• [Input]:
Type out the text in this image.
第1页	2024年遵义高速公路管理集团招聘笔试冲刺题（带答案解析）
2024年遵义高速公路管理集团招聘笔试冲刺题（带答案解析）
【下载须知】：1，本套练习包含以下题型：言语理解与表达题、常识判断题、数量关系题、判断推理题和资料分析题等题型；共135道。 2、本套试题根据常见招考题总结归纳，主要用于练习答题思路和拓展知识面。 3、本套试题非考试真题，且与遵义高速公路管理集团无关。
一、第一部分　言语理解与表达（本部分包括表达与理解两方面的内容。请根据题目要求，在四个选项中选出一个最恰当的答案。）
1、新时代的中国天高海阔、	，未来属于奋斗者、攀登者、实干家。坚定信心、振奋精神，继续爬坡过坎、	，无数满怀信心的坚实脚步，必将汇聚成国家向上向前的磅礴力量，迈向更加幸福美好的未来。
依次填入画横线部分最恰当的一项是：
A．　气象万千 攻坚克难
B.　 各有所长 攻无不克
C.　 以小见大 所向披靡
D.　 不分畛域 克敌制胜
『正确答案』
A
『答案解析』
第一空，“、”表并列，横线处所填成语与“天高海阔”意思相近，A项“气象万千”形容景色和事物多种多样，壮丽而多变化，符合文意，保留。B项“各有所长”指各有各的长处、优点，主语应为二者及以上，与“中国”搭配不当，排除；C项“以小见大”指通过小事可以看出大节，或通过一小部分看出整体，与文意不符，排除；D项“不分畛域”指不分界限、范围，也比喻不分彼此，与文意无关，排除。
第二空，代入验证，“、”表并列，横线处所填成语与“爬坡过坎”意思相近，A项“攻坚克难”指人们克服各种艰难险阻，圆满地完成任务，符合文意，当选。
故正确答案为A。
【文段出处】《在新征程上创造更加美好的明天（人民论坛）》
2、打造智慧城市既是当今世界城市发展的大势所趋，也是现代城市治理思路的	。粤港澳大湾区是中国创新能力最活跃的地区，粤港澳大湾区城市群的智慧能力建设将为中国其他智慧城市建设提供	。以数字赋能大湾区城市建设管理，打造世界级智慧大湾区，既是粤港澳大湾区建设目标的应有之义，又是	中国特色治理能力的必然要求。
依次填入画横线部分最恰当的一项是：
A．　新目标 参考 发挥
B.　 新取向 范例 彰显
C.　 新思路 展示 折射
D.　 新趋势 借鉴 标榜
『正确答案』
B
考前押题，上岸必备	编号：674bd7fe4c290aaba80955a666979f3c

• [Aim of the exercise]:
Your task is to output all of the data above word for word.

• [Reply to the task]:
Type out the text in this image.
第1页	2024年遵义高速公路管理集团招聘笔试冲刺题（带答案解析）
2024年遵义高速公路管理集团招聘笔试冲刺题（带答案解析）
【下载须知】：1，本套练习包含以下题型：言语理解与表达题、常识判断题、数量关系题、判断推理题和资料分析题等题型；共135道。 2、本套试题根据常见招考题总结归纳，主要用于练习答题思路和拓展知识面。 3、本套试题非考试真题，且与遵义高速公路管理集团无关。
一、第一部分　言语理解与表达（本部分包括表达与理解两方面的内容。请根据题目要求，在四个选项中选出一个最恰当的答案。）
1、新时代的中国天高海阔、	，未来属于奋斗者、攀登者、实干家。坚定信心、振奋精神，继续爬坡过坎、	，无数满怀信心的坚实脚步，必将汇聚成国家向上向前的磅礴力量，迈向更加幸福美好的未来。
依次填入画横线部分最恰当的一项是：
A．　气象万千 攻坚克难
B.　 各有所长 攻无不克
C.　 以小见大 所向披靡
D.　 不分畛域 克敌制胜
『正确答案』
A
『答案解析』
第一空，“、”表并列，横线处所填成语与“天高海阔”意思相近，A项“气象万千”形容景色和事物多种多样，壮丽而多变化，符合文意，保留。B项“各有所长”指各有各的长处、优点，主语应为二者及以上，与“中国”搭配不当，排除；C项“以小见大”指通过小事可以看出大节，或通过一小部分看出整体，与文意不符，排除；D项“不分畛域”指不分界限、范围，也比喻不分彼此，与文意无关，排除。
第二空，代入验证，“、”表并列，横线处所填成语与“爬坡过坎”意思相近，A项“攻坚克难”指人们克服各种艰难险阻，圆满地完成任务，符合文意，当选。
故正确答案为A。
【文段出处】《在新征程上创造更加美好的明天（人民论坛）》
2、打造智慧城市既是当今世界城市发展的大势所趋，也是现代城市治理思路的	。粤港澳大湾区是中国创新能力最活跃的地区，粤港澳大湾区城市群的智慧能力建设将为中国其他智慧城市建设提供	。以数字赋能大湾区城市建设管理，打造世界级智慧大湾区，既是粤港澳大湾区建设目标的应有之义，又是	中国特色治理能力的必然要求。
依次填入画横线部分最恰当的一项是：
A．　新目标 参考 发挥
B.　 新取向 范例 彰显
C.　 新思路 展示 折射
D.　 新趋势 借鉴 标榜
『正确答案』
B
考前押题，上岸必备	编号：674bd7fe4c290aaba80955a666979f3c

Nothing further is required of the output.